§ **Task instructions**
Pull out every line below that holds the word "name".

§ **Given data**

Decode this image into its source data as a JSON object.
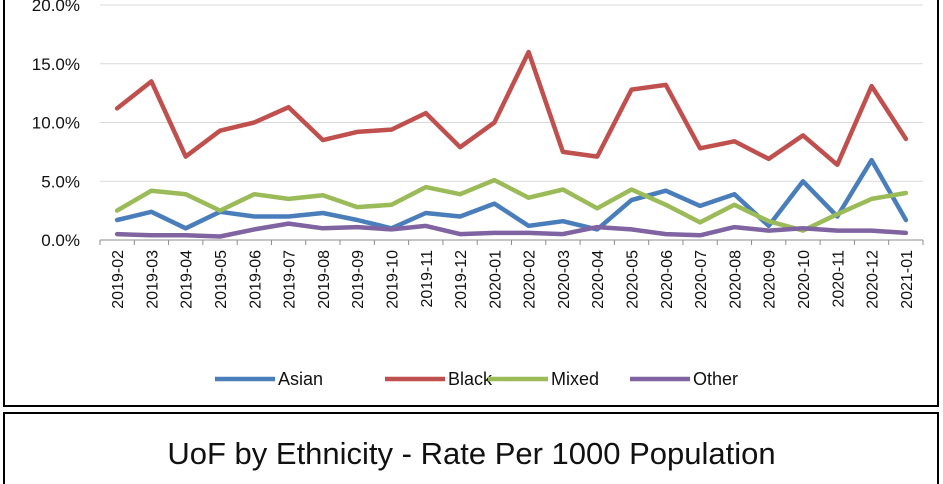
{
  "caption": "UoF by Ethnicity - Rate Per 1000 Population",
  "chart_data": {
    "type": "line",
    "title": "",
    "xlabel": "",
    "ylabel": "",
    "ylim": [
      0,
      20
    ],
    "y_ticks": [
      "0.0%",
      "5.0%",
      "10.0%",
      "15.0%",
      "20.0%"
    ],
    "y_tick_values": [
      0,
      5,
      10,
      15,
      20
    ],
    "grid": "horizontal",
    "legend_position": "bottom",
    "categories": [
      "2019-02",
      "2019-03",
      "2019-04",
      "2019-05",
      "2019-06",
      "2019-07",
      "2019-08",
      "2019-09",
      "2019-10",
      "2019-11",
      "2019-12",
      "2020-01",
      "2020-02",
      "2020-03",
      "2020-04",
      "2020-05",
      "2020-06",
      "2020-07",
      "2020-08",
      "2020-09",
      "2020-10",
      "2020-11",
      "2020-12",
      "2021-01"
    ],
    "series": [
      {
        "name": "Asian",
        "color": "#4a7ebb",
        "values": [
          1.7,
          2.4,
          1.0,
          2.4,
          2.0,
          2.0,
          2.3,
          1.7,
          1.0,
          2.3,
          2.0,
          3.1,
          1.2,
          1.6,
          0.9,
          3.4,
          4.2,
          2.9,
          3.9,
          1.2,
          5.0,
          2.0,
          6.8,
          1.7
        ]
      },
      {
        "name": "Black",
        "color": "#c0504d",
        "values": [
          11.2,
          13.5,
          7.1,
          9.3,
          10.0,
          11.3,
          8.5,
          9.2,
          9.4,
          10.8,
          7.9,
          10.0,
          16.0,
          7.5,
          7.1,
          12.8,
          13.2,
          7.8,
          8.4,
          6.9,
          8.9,
          6.4,
          13.1,
          8.6
        ]
      },
      {
        "name": "Mixed",
        "color": "#9bbb59",
        "values": [
          2.5,
          4.2,
          3.9,
          2.5,
          3.9,
          3.5,
          3.8,
          2.8,
          3.0,
          4.5,
          3.9,
          5.1,
          3.6,
          4.3,
          2.7,
          4.3,
          3.0,
          1.5,
          3.0,
          1.6,
          0.8,
          2.2,
          3.5,
          4.0
        ]
      },
      {
        "name": "Other",
        "color": "#8064a2",
        "values": [
          0.5,
          0.4,
          0.4,
          0.3,
          0.9,
          1.4,
          1.0,
          1.1,
          0.9,
          1.2,
          0.5,
          0.6,
          0.6,
          0.5,
          1.1,
          0.9,
          0.5,
          0.4,
          1.1,
          0.8,
          1.0,
          0.8,
          0.8,
          0.6
        ]
      }
    ]
  }
}
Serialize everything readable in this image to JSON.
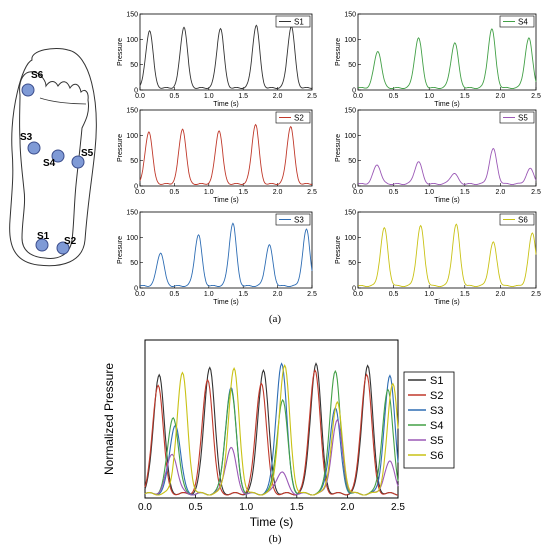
{
  "figure": {
    "caption_a": "(a)",
    "caption_b": "(b)"
  },
  "foot_sensors": [
    "S6",
    "S3",
    "S4",
    "S5",
    "S1",
    "S2"
  ],
  "colors": {
    "S1": "#333333",
    "S2": "#c0392b",
    "S3": "#2e6db4",
    "S4": "#43a047",
    "S5": "#9b59b6",
    "S6": "#c9c216",
    "sensor_fill": "#7f9ad6"
  },
  "chart_data": [
    {
      "type": "line",
      "panel": "a",
      "legend": "S1",
      "xlabel": "Time (s)",
      "ylabel": "Pressure",
      "xlim": [
        0,
        2.5
      ],
      "ylim": [
        0,
        150
      ],
      "xticks": [
        "0.0",
        "0.5",
        "1.0",
        "1.5",
        "2.0",
        "2.5"
      ],
      "yticks": [
        "0",
        "50",
        "100",
        "150"
      ],
      "peaks": [
        [
          0.14,
          118
        ],
        [
          0.64,
          125
        ],
        [
          1.17,
          122
        ],
        [
          1.69,
          128
        ],
        [
          2.2,
          126
        ]
      ]
    },
    {
      "type": "line",
      "panel": "a",
      "legend": "S4",
      "xlabel": "Time (s)",
      "ylabel": "Pressure",
      "xlim": [
        0,
        2.5
      ],
      "ylim": [
        0,
        150
      ],
      "xticks": [
        "0.0",
        "0.5",
        "1.0",
        "1.5",
        "2.0",
        "2.5"
      ],
      "yticks": [
        "0",
        "50",
        "100",
        "150"
      ],
      "peaks": [
        [
          0.28,
          77
        ],
        [
          0.85,
          103
        ],
        [
          1.36,
          93
        ],
        [
          1.88,
          120
        ],
        [
          2.4,
          102
        ]
      ]
    },
    {
      "type": "line",
      "panel": "a",
      "legend": "S2",
      "xlabel": "Time (s)",
      "ylabel": "Pressure",
      "xlim": [
        0,
        2.5
      ],
      "ylim": [
        0,
        150
      ],
      "xticks": [
        "0.0",
        "0.5",
        "1.0",
        "1.5",
        "2.0",
        "2.5"
      ],
      "yticks": [
        "0",
        "50",
        "100",
        "150"
      ],
      "peaks": [
        [
          0.13,
          108
        ],
        [
          0.62,
          113
        ],
        [
          1.15,
          110
        ],
        [
          1.68,
          122
        ],
        [
          2.19,
          118
        ]
      ]
    },
    {
      "type": "line",
      "panel": "a",
      "legend": "S5",
      "xlabel": "Time (s)",
      "ylabel": "Pressure",
      "xlim": [
        0,
        2.5
      ],
      "ylim": [
        0,
        150
      ],
      "xticks": [
        "0.0",
        "0.5",
        "1.0",
        "1.5",
        "2.0",
        "2.5"
      ],
      "yticks": [
        "0",
        "50",
        "100",
        "150"
      ],
      "peaks": [
        [
          0.27,
          42
        ],
        [
          0.85,
          48
        ],
        [
          1.35,
          25
        ],
        [
          1.9,
          73
        ],
        [
          2.42,
          34
        ]
      ]
    },
    {
      "type": "line",
      "panel": "a",
      "legend": "S3",
      "xlabel": "Time (s)",
      "ylabel": "Pressure",
      "xlim": [
        0,
        2.5
      ],
      "ylim": [
        0,
        150
      ],
      "xticks": [
        "0.0",
        "0.5",
        "1.0",
        "1.5",
        "2.0",
        "2.5"
      ],
      "yticks": [
        "0",
        "50",
        "100",
        "150"
      ],
      "peaks": [
        [
          0.3,
          70
        ],
        [
          0.85,
          105
        ],
        [
          1.35,
          128
        ],
        [
          1.88,
          85
        ],
        [
          2.42,
          115
        ]
      ]
    },
    {
      "type": "line",
      "panel": "a",
      "legend": "S6",
      "xlabel": "Time (s)",
      "ylabel": "Pressure",
      "xlim": [
        0,
        2.5
      ],
      "ylim": [
        0,
        150
      ],
      "xticks": [
        "0.0",
        "0.5",
        "1.0",
        "1.5",
        "2.0",
        "2.5"
      ],
      "yticks": [
        "0",
        "50",
        "100",
        "150"
      ],
      "peaks": [
        [
          0.37,
          118
        ],
        [
          0.88,
          122
        ],
        [
          1.38,
          125
        ],
        [
          1.9,
          90
        ],
        [
          2.45,
          108
        ]
      ]
    },
    {
      "type": "line",
      "panel": "b",
      "xlabel": "Time (s)",
      "ylabel": "Normalized Pressure",
      "xlim": [
        0,
        2.5
      ],
      "ylim": [
        0,
        150
      ],
      "xticks": [
        "0.0",
        "0.5",
        "1.0",
        "1.5",
        "2.0",
        "2.5"
      ],
      "yticks": [],
      "series": [
        {
          "name": "S1",
          "peaks": [
            [
              0.14,
              118
            ],
            [
              0.64,
              125
            ],
            [
              1.17,
              122
            ],
            [
              1.69,
              128
            ],
            [
              2.2,
              126
            ]
          ]
        },
        {
          "name": "S2",
          "peaks": [
            [
              0.13,
              108
            ],
            [
              0.62,
              113
            ],
            [
              1.15,
              110
            ],
            [
              1.68,
              122
            ],
            [
              2.19,
              118
            ]
          ]
        },
        {
          "name": "S3",
          "peaks": [
            [
              0.3,
              70
            ],
            [
              0.85,
              105
            ],
            [
              1.35,
              128
            ],
            [
              1.88,
              85
            ],
            [
              2.42,
              115
            ]
          ]
        },
        {
          "name": "S4",
          "peaks": [
            [
              0.28,
              77
            ],
            [
              0.85,
              103
            ],
            [
              1.36,
              93
            ],
            [
              1.88,
              120
            ],
            [
              2.4,
              102
            ]
          ]
        },
        {
          "name": "S5",
          "peaks": [
            [
              0.27,
              42
            ],
            [
              0.85,
              48
            ],
            [
              1.35,
              25
            ],
            [
              1.9,
              73
            ],
            [
              2.42,
              34
            ]
          ]
        },
        {
          "name": "S6",
          "peaks": [
            [
              0.37,
              118
            ],
            [
              0.88,
              122
            ],
            [
              1.38,
              125
            ],
            [
              1.9,
              90
            ],
            [
              2.45,
              108
            ]
          ]
        }
      ]
    }
  ]
}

§ **The solution**
        "name": "Asian",
        "name": "Black",
        "name": "Mixed",
        "name": "Other",
          "name": "S1",
          "name": "S2",
          "name": "S3",
          "name": "S4",
          "name": "S5",
          "name": "S6",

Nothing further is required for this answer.